DATA TO USE>
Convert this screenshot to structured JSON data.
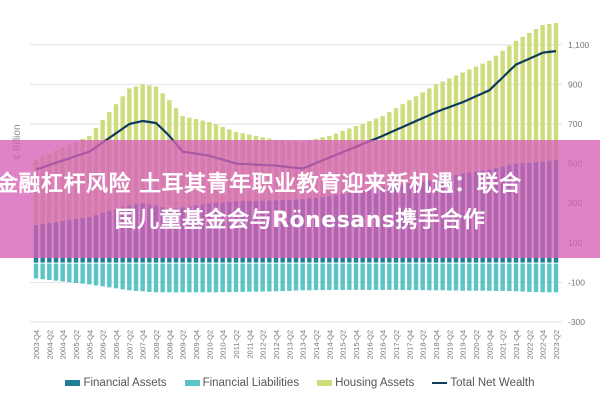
{
  "banner": {
    "line1": "金融杠杆风险 土耳其青年职业教育迎来新机遇：联合",
    "line2": "国儿童基金会与Rönesans携手合作"
  },
  "chart_data": {
    "type": "bar",
    "stacked": true,
    "title": "",
    "xlabel": "",
    "ylabel": "€ Billion",
    "ylim": [
      -300,
      1200
    ],
    "yticks": [
      -300,
      -100,
      100,
      300,
      500,
      700,
      900,
      1100
    ],
    "ytick_labels": [
      "-300",
      "-100",
      "100",
      "300",
      "500",
      "700",
      "900",
      "1,100"
    ],
    "grid": true,
    "legend_position": "bottom",
    "categories": [
      "2003-Q4",
      "2004-Q1",
      "2004-Q2",
      "2004-Q3",
      "2004-Q4",
      "2005-Q1",
      "2005-Q2",
      "2005-Q3",
      "2005-Q4",
      "2006-Q1",
      "2006-Q2",
      "2006-Q3",
      "2006-Q4",
      "2007-Q1",
      "2007-Q2",
      "2007-Q3",
      "2007-Q4",
      "2008-Q1",
      "2008-Q2",
      "2008-Q3",
      "2008-Q4",
      "2009-Q1",
      "2009-Q2",
      "2009-Q3",
      "2009-Q4",
      "2010-Q1",
      "2010-Q2",
      "2010-Q3",
      "2010-Q4",
      "2011-Q1",
      "2011-Q2",
      "2011-Q3",
      "2011-Q4",
      "2012-Q1",
      "2012-Q2",
      "2012-Q3",
      "2012-Q4",
      "2013-Q1",
      "2013-Q2",
      "2013-Q3",
      "2013-Q4",
      "2014-Q1",
      "2014-Q2",
      "2014-Q3",
      "2014-Q4",
      "2015-Q1",
      "2015-Q2",
      "2015-Q3",
      "2015-Q4",
      "2016-Q1",
      "2016-Q2",
      "2016-Q3",
      "2016-Q4",
      "2017-Q1",
      "2017-Q2",
      "2017-Q3",
      "2017-Q4",
      "2018-Q1",
      "2018-Q2",
      "2018-Q3",
      "2018-Q4",
      "2019-Q1",
      "2019-Q2",
      "2019-Q3",
      "2019-Q4",
      "2020-Q1",
      "2020-Q2",
      "2020-Q3",
      "2020-Q4",
      "2021-Q1",
      "2021-Q2",
      "2021-Q3",
      "2021-Q4",
      "2022-Q1",
      "2022-Q2",
      "2022-Q3",
      "2022-Q4",
      "2023-Q1",
      "2023-Q2"
    ],
    "series": [
      {
        "name": "Financial Assets",
        "type": "bar",
        "color": "#1f7f95",
        "values": [
          190,
          195,
          200,
          205,
          210,
          215,
          220,
          225,
          230,
          240,
          250,
          260,
          270,
          280,
          290,
          295,
          300,
          295,
          290,
          280,
          270,
          275,
          280,
          285,
          290,
          295,
          300,
          302,
          305,
          307,
          310,
          311,
          312,
          312,
          313,
          314,
          315,
          316,
          317,
          319,
          320,
          324,
          328,
          331,
          335,
          341,
          346,
          352,
          357,
          363,
          369,
          374,
          380,
          385,
          390,
          395,
          400,
          405,
          410,
          415,
          420,
          428,
          435,
          443,
          450,
          455,
          460,
          465,
          470,
          478,
          485,
          493,
          500,
          503,
          505,
          508,
          510,
          515,
          520
        ]
      },
      {
        "name": "Financial Liabilities",
        "type": "bar",
        "color": "#5bc4c4",
        "values": [
          -80,
          -84,
          -88,
          -91,
          -95,
          -99,
          -103,
          -106,
          -110,
          -115,
          -120,
          -125,
          -130,
          -135,
          -140,
          -143,
          -145,
          -148,
          -150,
          -150,
          -150,
          -150,
          -150,
          -150,
          -150,
          -150,
          -150,
          -150,
          -149,
          -149,
          -148,
          -148,
          -147,
          -147,
          -146,
          -146,
          -145,
          -144,
          -143,
          -141,
          -140,
          -140,
          -139,
          -139,
          -138,
          -138,
          -138,
          -138,
          -138,
          -138,
          -138,
          -138,
          -138,
          -138,
          -138,
          -139,
          -139,
          -139,
          -139,
          -140,
          -140,
          -140,
          -141,
          -141,
          -142,
          -142,
          -142,
          -142,
          -142,
          -143,
          -143,
          -144,
          -145,
          -146,
          -148,
          -149,
          -150,
          -150,
          -150
        ]
      },
      {
        "name": "Housing Assets",
        "type": "bar",
        "color": "#cfdc7c",
        "values": [
          330,
          340,
          350,
          360,
          370,
          380,
          390,
          400,
          410,
          440,
          470,
          500,
          530,
          560,
          590,
          595,
          600,
          600,
          600,
          575,
          550,
          505,
          460,
          447,
          435,
          422,
          410,
          396,
          380,
          366,
          350,
          342,
          335,
          328,
          320,
          313,
          305,
          302,
          298,
          294,
          290,
          294,
          297,
          302,
          305,
          311,
          319,
          326,
          333,
          339,
          346,
          354,
          360,
          375,
          390,
          405,
          420,
          435,
          450,
          465,
          480,
          487,
          495,
          502,
          510,
          520,
          530,
          540,
          550,
          567,
          585,
          602,
          620,
          637,
          655,
          672,
          690,
          690,
          690
        ]
      },
      {
        "name": "Total Net Wealth",
        "type": "line",
        "color": "#0d3b5a",
        "values": [
          470,
          481,
          493,
          504,
          515,
          526,
          538,
          549,
          560,
          583,
          607,
          630,
          653,
          677,
          700,
          708,
          715,
          710,
          705,
          673,
          640,
          600,
          560,
          555,
          550,
          545,
          540,
          530,
          520,
          510,
          500,
          498,
          497,
          495,
          493,
          492,
          490,
          486,
          482,
          479,
          475,
          489,
          503,
          516,
          530,
          544,
          558,
          571,
          585,
          599,
          613,
          626,
          640,
          655,
          670,
          685,
          700,
          715,
          730,
          745,
          760,
          773,
          785,
          798,
          810,
          825,
          840,
          855,
          870,
          903,
          935,
          968,
          1000,
          1015,
          1030,
          1045,
          1060,
          1064,
          1068
        ]
      }
    ]
  }
}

WHAT YOU SHOULD DO> Reproduce all the records verbatim, excluding images.

SOLUTION FOR THIS EXERCISE>
Convert this screenshot to structured JSON data.
{
  "banner": {
    "line1": "金融杠杆风险 土耳其青年职业教育迎来新机遇：联合",
    "line2": "国儿童基金会与Rönesans携手合作"
  },
  "chart_data": {
    "type": "bar",
    "stacked": true,
    "title": "",
    "xlabel": "",
    "ylabel": "€ Billion",
    "ylim": [
      -300,
      1200
    ],
    "yticks": [
      -300,
      -100,
      100,
      300,
      500,
      700,
      900,
      1100
    ],
    "ytick_labels": [
      "-300",
      "-100",
      "100",
      "300",
      "500",
      "700",
      "900",
      "1,100"
    ],
    "grid": true,
    "legend_position": "bottom",
    "categories": [
      "2003-Q4",
      "2004-Q1",
      "2004-Q2",
      "2004-Q3",
      "2004-Q4",
      "2005-Q1",
      "2005-Q2",
      "2005-Q3",
      "2005-Q4",
      "2006-Q1",
      "2006-Q2",
      "2006-Q3",
      "2006-Q4",
      "2007-Q1",
      "2007-Q2",
      "2007-Q3",
      "2007-Q4",
      "2008-Q1",
      "2008-Q2",
      "2008-Q3",
      "2008-Q4",
      "2009-Q1",
      "2009-Q2",
      "2009-Q3",
      "2009-Q4",
      "2010-Q1",
      "2010-Q2",
      "2010-Q3",
      "2010-Q4",
      "2011-Q1",
      "2011-Q2",
      "2011-Q3",
      "2011-Q4",
      "2012-Q1",
      "2012-Q2",
      "2012-Q3",
      "2012-Q4",
      "2013-Q1",
      "2013-Q2",
      "2013-Q3",
      "2013-Q4",
      "2014-Q1",
      "2014-Q2",
      "2014-Q3",
      "2014-Q4",
      "2015-Q1",
      "2015-Q2",
      "2015-Q3",
      "2015-Q4",
      "2016-Q1",
      "2016-Q2",
      "2016-Q3",
      "2016-Q4",
      "2017-Q1",
      "2017-Q2",
      "2017-Q3",
      "2017-Q4",
      "2018-Q1",
      "2018-Q2",
      "2018-Q3",
      "2018-Q4",
      "2019-Q1",
      "2019-Q2",
      "2019-Q3",
      "2019-Q4",
      "2020-Q1",
      "2020-Q2",
      "2020-Q3",
      "2020-Q4",
      "2021-Q1",
      "2021-Q2",
      "2021-Q3",
      "2021-Q4",
      "2022-Q1",
      "2022-Q2",
      "2022-Q3",
      "2022-Q4",
      "2023-Q1",
      "2023-Q2"
    ],
    "series": [
      {
        "name": "Financial Assets",
        "type": "bar",
        "color": "#1f7f95",
        "values": [
          190,
          195,
          200,
          205,
          210,
          215,
          220,
          225,
          230,
          240,
          250,
          260,
          270,
          280,
          290,
          295,
          300,
          295,
          290,
          280,
          270,
          275,
          280,
          285,
          290,
          295,
          300,
          302,
          305,
          307,
          310,
          311,
          312,
          312,
          313,
          314,
          315,
          316,
          317,
          319,
          320,
          324,
          328,
          331,
          335,
          341,
          346,
          352,
          357,
          363,
          369,
          374,
          380,
          385,
          390,
          395,
          400,
          405,
          410,
          415,
          420,
          428,
          435,
          443,
          450,
          455,
          460,
          465,
          470,
          478,
          485,
          493,
          500,
          503,
          505,
          508,
          510,
          515,
          520
        ]
      },
      {
        "name": "Financial Liabilities",
        "type": "bar",
        "color": "#5bc4c4",
        "values": [
          -80,
          -84,
          -88,
          -91,
          -95,
          -99,
          -103,
          -106,
          -110,
          -115,
          -120,
          -125,
          -130,
          -135,
          -140,
          -143,
          -145,
          -148,
          -150,
          -150,
          -150,
          -150,
          -150,
          -150,
          -150,
          -150,
          -150,
          -150,
          -149,
          -149,
          -148,
          -148,
          -147,
          -147,
          -146,
          -146,
          -145,
          -144,
          -143,
          -141,
          -140,
          -140,
          -139,
          -139,
          -138,
          -138,
          -138,
          -138,
          -138,
          -138,
          -138,
          -138,
          -138,
          -138,
          -138,
          -139,
          -139,
          -139,
          -139,
          -140,
          -140,
          -140,
          -141,
          -141,
          -142,
          -142,
          -142,
          -142,
          -142,
          -143,
          -143,
          -144,
          -145,
          -146,
          -148,
          -149,
          -150,
          -150,
          -150
        ]
      },
      {
        "name": "Housing Assets",
        "type": "bar",
        "color": "#cfdc7c",
        "values": [
          330,
          340,
          350,
          360,
          370,
          380,
          390,
          400,
          410,
          440,
          470,
          500,
          530,
          560,
          590,
          595,
          600,
          600,
          600,
          575,
          550,
          505,
          460,
          447,
          435,
          422,
          410,
          396,
          380,
          366,
          350,
          342,
          335,
          328,
          320,
          313,
          305,
          302,
          298,
          294,
          290,
          294,
          297,
          302,
          305,
          311,
          319,
          326,
          333,
          339,
          346,
          354,
          360,
          375,
          390,
          405,
          420,
          435,
          450,
          465,
          480,
          487,
          495,
          502,
          510,
          520,
          530,
          540,
          550,
          567,
          585,
          602,
          620,
          637,
          655,
          672,
          690,
          690,
          690
        ]
      },
      {
        "name": "Total Net Wealth",
        "type": "line",
        "color": "#0d3b5a",
        "values": [
          470,
          481,
          493,
          504,
          515,
          526,
          538,
          549,
          560,
          583,
          607,
          630,
          653,
          677,
          700,
          708,
          715,
          710,
          705,
          673,
          640,
          600,
          560,
          555,
          550,
          545,
          540,
          530,
          520,
          510,
          500,
          498,
          497,
          495,
          493,
          492,
          490,
          486,
          482,
          479,
          475,
          489,
          503,
          516,
          530,
          544,
          558,
          571,
          585,
          599,
          613,
          626,
          640,
          655,
          670,
          685,
          700,
          715,
          730,
          745,
          760,
          773,
          785,
          798,
          810,
          825,
          840,
          855,
          870,
          903,
          935,
          968,
          1000,
          1015,
          1030,
          1045,
          1060,
          1064,
          1068
        ]
      }
    ]
  }
}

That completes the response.